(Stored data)

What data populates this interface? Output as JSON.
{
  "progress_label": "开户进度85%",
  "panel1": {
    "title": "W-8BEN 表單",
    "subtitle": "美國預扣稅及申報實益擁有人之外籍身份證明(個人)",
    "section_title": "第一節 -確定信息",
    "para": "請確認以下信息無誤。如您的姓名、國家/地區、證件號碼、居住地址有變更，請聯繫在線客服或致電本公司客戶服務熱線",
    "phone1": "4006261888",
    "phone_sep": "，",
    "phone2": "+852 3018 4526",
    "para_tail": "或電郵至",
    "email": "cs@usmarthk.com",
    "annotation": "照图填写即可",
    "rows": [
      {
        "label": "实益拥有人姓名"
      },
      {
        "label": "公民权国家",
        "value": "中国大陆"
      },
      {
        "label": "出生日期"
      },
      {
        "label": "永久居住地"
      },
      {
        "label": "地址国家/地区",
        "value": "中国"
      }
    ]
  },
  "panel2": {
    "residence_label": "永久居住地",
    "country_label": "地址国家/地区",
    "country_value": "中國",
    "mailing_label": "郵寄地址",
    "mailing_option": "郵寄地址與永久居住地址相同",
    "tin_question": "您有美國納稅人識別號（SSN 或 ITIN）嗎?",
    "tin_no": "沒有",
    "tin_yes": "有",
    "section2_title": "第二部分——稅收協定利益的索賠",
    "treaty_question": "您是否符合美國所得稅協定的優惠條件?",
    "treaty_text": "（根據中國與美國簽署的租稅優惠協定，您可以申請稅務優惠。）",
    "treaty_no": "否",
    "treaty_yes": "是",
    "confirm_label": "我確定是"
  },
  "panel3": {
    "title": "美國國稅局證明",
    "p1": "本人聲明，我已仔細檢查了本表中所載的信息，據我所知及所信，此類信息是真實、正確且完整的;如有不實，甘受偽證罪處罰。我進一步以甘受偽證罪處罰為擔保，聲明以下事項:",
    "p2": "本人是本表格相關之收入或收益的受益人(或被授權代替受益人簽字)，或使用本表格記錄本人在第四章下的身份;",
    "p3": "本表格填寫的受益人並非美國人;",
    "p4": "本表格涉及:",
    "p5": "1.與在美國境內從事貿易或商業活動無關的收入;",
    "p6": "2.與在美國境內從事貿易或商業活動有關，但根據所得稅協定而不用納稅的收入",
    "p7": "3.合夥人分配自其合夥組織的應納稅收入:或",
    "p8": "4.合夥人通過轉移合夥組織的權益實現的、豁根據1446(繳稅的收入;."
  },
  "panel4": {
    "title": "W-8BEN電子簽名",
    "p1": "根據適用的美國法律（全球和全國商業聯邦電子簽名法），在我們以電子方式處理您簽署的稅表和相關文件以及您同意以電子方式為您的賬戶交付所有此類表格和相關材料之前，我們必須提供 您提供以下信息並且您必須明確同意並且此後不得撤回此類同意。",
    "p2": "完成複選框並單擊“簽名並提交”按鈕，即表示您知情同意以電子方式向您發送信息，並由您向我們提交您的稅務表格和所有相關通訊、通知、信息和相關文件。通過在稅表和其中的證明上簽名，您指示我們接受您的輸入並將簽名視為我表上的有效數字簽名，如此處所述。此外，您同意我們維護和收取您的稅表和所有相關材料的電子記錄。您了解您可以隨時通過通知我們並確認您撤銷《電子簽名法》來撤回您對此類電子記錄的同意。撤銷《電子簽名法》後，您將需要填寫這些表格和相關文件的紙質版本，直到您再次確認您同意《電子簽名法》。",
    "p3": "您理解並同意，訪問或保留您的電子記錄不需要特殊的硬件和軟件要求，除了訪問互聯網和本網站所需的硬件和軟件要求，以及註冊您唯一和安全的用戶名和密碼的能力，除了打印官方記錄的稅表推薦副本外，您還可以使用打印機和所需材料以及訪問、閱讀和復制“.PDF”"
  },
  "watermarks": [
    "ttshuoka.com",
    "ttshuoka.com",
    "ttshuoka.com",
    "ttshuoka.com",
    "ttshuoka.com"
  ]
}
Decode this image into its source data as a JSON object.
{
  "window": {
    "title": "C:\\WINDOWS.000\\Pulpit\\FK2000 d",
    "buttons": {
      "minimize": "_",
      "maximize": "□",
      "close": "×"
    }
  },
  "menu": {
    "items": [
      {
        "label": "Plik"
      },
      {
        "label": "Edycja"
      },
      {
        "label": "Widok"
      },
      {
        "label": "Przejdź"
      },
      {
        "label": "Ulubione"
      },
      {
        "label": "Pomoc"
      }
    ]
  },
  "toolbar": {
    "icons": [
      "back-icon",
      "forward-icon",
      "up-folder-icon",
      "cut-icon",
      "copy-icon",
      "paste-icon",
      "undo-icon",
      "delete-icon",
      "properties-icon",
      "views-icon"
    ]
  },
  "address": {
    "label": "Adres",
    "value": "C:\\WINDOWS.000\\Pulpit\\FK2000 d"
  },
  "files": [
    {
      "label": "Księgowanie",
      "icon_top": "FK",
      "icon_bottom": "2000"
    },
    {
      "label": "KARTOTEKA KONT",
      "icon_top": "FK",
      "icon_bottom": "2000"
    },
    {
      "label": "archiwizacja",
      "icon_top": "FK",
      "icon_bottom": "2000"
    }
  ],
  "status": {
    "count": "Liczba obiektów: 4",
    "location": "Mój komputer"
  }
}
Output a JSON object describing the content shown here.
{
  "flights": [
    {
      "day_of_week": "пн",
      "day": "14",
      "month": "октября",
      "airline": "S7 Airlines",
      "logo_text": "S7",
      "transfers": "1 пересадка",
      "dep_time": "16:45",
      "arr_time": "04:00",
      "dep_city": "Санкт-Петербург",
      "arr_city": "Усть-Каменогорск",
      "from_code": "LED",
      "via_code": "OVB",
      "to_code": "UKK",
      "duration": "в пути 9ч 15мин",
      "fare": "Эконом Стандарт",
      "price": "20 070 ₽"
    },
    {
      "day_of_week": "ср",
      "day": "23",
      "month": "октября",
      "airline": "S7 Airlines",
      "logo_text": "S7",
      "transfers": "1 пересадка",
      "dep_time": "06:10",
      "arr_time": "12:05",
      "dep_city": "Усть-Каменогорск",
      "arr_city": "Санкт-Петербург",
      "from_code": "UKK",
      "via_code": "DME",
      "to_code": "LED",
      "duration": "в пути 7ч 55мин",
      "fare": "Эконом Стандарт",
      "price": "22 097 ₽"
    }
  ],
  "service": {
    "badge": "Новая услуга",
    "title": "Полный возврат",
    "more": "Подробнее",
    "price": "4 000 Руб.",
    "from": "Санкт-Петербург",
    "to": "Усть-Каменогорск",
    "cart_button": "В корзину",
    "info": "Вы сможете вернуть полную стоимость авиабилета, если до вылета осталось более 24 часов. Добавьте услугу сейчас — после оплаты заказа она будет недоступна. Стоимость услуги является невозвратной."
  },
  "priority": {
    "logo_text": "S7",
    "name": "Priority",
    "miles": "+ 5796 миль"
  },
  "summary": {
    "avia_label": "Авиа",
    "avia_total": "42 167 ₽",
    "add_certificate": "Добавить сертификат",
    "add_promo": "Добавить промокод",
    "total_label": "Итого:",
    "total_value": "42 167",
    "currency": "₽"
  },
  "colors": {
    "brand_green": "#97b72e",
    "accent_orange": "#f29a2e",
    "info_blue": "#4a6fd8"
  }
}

Short exercise
Give the listing above again, word for word.

Response for this exercise
What data populates this interface? Output as JSON.
{
  "progress_label": "开户进度85%",
  "panel1": {
    "title": "W-8BEN 表單",
    "subtitle": "美國預扣稅及申報實益擁有人之外籍身份證明(個人)",
    "section_title": "第一節 -確定信息",
    "para": "請確認以下信息無誤。如您的姓名、國家/地區、證件號碼、居住地址有變更，請聯繫在線客服或致電本公司客戶服務熱線",
    "phone1": "4006261888",
    "phone_sep": "，",
    "phone2": "+852 3018 4526",
    "para_tail": "或電郵至",
    "email": "cs@usmarthk.com",
    "annotation": "照图填写即可",
    "rows": [
      {
        "label": "实益拥有人姓名"
      },
      {
        "label": "公民权国家",
        "value": "中国大陆"
      },
      {
        "label": "出生日期"
      },
      {
        "label": "永久居住地"
      },
      {
        "label": "地址国家/地区",
        "value": "中国"
      }
    ]
  },
  "panel2": {
    "residence_label": "永久居住地",
    "country_label": "地址国家/地区",
    "country_value": "中國",
    "mailing_label": "郵寄地址",
    "mailing_option": "郵寄地址與永久居住地址相同",
    "tin_question": "您有美國納稅人識別號（SSN 或 ITIN）嗎?",
    "tin_no": "沒有",
    "tin_yes": "有",
    "section2_title": "第二部分——稅收協定利益的索賠",
    "treaty_question": "您是否符合美國所得稅協定的優惠條件?",
    "treaty_text": "（根據中國與美國簽署的租稅優惠協定，您可以申請稅務優惠。）",
    "treaty_no": "否",
    "treaty_yes": "是",
    "confirm_label": "我確定是"
  },
  "panel3": {
    "title": "美國國稅局證明",
    "p1": "本人聲明，我已仔細檢查了本表中所載的信息，據我所知及所信，此類信息是真實、正確且完整的;如有不實，甘受偽證罪處罰。我進一步以甘受偽證罪處罰為擔保，聲明以下事項:",
    "p2": "本人是本表格相關之收入或收益的受益人(或被授權代替受益人簽字)，或使用本表格記錄本人在第四章下的身份;",
    "p3": "本表格填寫的受益人並非美國人;",
    "p4": "本表格涉及:",
    "p5": "1.與在美國境內從事貿易或商業活動無關的收入;",
    "p6": "2.與在美國境內從事貿易或商業活動有關，但根據所得稅協定而不用納稅的收入",
    "p7": "3.合夥人分配自其合夥組織的應納稅收入:或",
    "p8": "4.合夥人通過轉移合夥組織的權益實現的、豁根據1446(繳稅的收入;."
  },
  "panel4": {
    "title": "W-8BEN電子簽名",
    "p1": "根據適用的美國法律（全球和全國商業聯邦電子簽名法），在我們以電子方式處理您簽署的稅表和相關文件以及您同意以電子方式為您的賬戶交付所有此類表格和相關材料之前，我們必須提供 您提供以下信息並且您必須明確同意並且此後不得撤回此類同意。",
    "p2": "完成複選框並單擊“簽名並提交”按鈕，即表示您知情同意以電子方式向您發送信息，並由您向我們提交您的稅務表格和所有相關通訊、通知、信息和相關文件。通過在稅表和其中的證明上簽名，您指示我們接受您的輸入並將簽名視為我表上的有效數字簽名，如此處所述。此外，您同意我們維護和收取您的稅表和所有相關材料的電子記錄。您了解您可以隨時通過通知我們並確認您撤銷《電子簽名法》來撤回您對此類電子記錄的同意。撤銷《電子簽名法》後，您將需要填寫這些表格和相關文件的紙質版本，直到您再次確認您同意《電子簽名法》。",
    "p3": "您理解並同意，訪問或保留您的電子記錄不需要特殊的硬件和軟件要求，除了訪問互聯網和本網站所需的硬件和軟件要求，以及註冊您唯一和安全的用戶名和密碼的能力，除了打印官方記錄的稅表推薦副本外，您還可以使用打印機和所需材料以及訪問、閱讀和復制“.PDF”"
  },
  "watermarks": [
    "ttshuoka.com",
    "ttshuoka.com",
    "ttshuoka.com",
    "ttshuoka.com",
    "ttshuoka.com"
  ]
}
Decode this image into its source data as a JSON object.
{
  "window": {
    "title": "C:\\WINDOWS.000\\Pulpit\\FK2000 d",
    "buttons": {
      "minimize": "_",
      "maximize": "□",
      "close": "×"
    }
  },
  "menu": {
    "items": [
      {
        "label": "Plik"
      },
      {
        "label": "Edycja"
      },
      {
        "label": "Widok"
      },
      {
        "label": "Przejdź"
      },
      {
        "label": "Ulubione"
      },
      {
        "label": "Pomoc"
      }
    ]
  },
  "toolbar": {
    "icons": [
      "back-icon",
      "forward-icon",
      "up-folder-icon",
      "cut-icon",
      "copy-icon",
      "paste-icon",
      "undo-icon",
      "delete-icon",
      "properties-icon",
      "views-icon"
    ]
  },
  "address": {
    "label": "Adres",
    "value": "C:\\WINDOWS.000\\Pulpit\\FK2000 d"
  },
  "files": [
    {
      "label": "Księgowanie",
      "icon_top": "FK",
      "icon_bottom": "2000"
    },
    {
      "label": "KARTOTEKA KONT",
      "icon_top": "FK",
      "icon_bottom": "2000"
    },
    {
      "label": "archiwizacja",
      "icon_top": "FK",
      "icon_bottom": "2000"
    }
  ],
  "status": {
    "count": "Liczba obiektów: 4",
    "location": "Mój komputer"
  }
}
Output a JSON object describing the content shown here.
{
  "flights": [
    {
      "day_of_week": "пн",
      "day": "14",
      "month": "октября",
      "airline": "S7 Airlines",
      "logo_text": "S7",
      "transfers": "1 пересадка",
      "dep_time": "16:45",
      "arr_time": "04:00",
      "dep_city": "Санкт-Петербург",
      "arr_city": "Усть-Каменогорск",
      "from_code": "LED",
      "via_code": "OVB",
      "to_code": "UKK",
      "duration": "в пути 9ч 15мин",
      "fare": "Эконом Стандарт",
      "price": "20 070 ₽"
    },
    {
      "day_of_week": "ср",
      "day": "23",
      "month": "октября",
      "airline": "S7 Airlines",
      "logo_text": "S7",
      "transfers": "1 пересадка",
      "dep_time": "06:10",
      "arr_time": "12:05",
      "dep_city": "Усть-Каменогорск",
      "arr_city": "Санкт-Петербург",
      "from_code": "UKK",
      "via_code": "DME",
      "to_code": "LED",
      "duration": "в пути 7ч 55мин",
      "fare": "Эконом Стандарт",
      "price": "22 097 ₽"
    }
  ],
  "service": {
    "badge": "Новая услуга",
    "title": "Полный возврат",
    "more": "Подробнее",
    "price": "4 000 Руб.",
    "from": "Санкт-Петербург",
    "to": "Усть-Каменогорск",
    "cart_button": "В корзину",
    "info": "Вы сможете вернуть полную стоимость авиабилета, если до вылета осталось более 24 часов. Добавьте услугу сейчас — после оплаты заказа она будет недоступна. Стоимость услуги является невозвратной."
  },
  "priority": {
    "logo_text": "S7",
    "name": "Priority",
    "miles": "+ 5796 миль"
  },
  "summary": {
    "avia_label": "Авиа",
    "avia_total": "42 167 ₽",
    "add_certificate": "Добавить сертификат",
    "add_promo": "Добавить промокод",
    "total_label": "Итого:",
    "total_value": "42 167",
    "currency": "₽"
  },
  "colors": {
    "brand_green": "#97b72e",
    "accent_orange": "#f29a2e",
    "info_blue": "#4a6fd8"
  }
}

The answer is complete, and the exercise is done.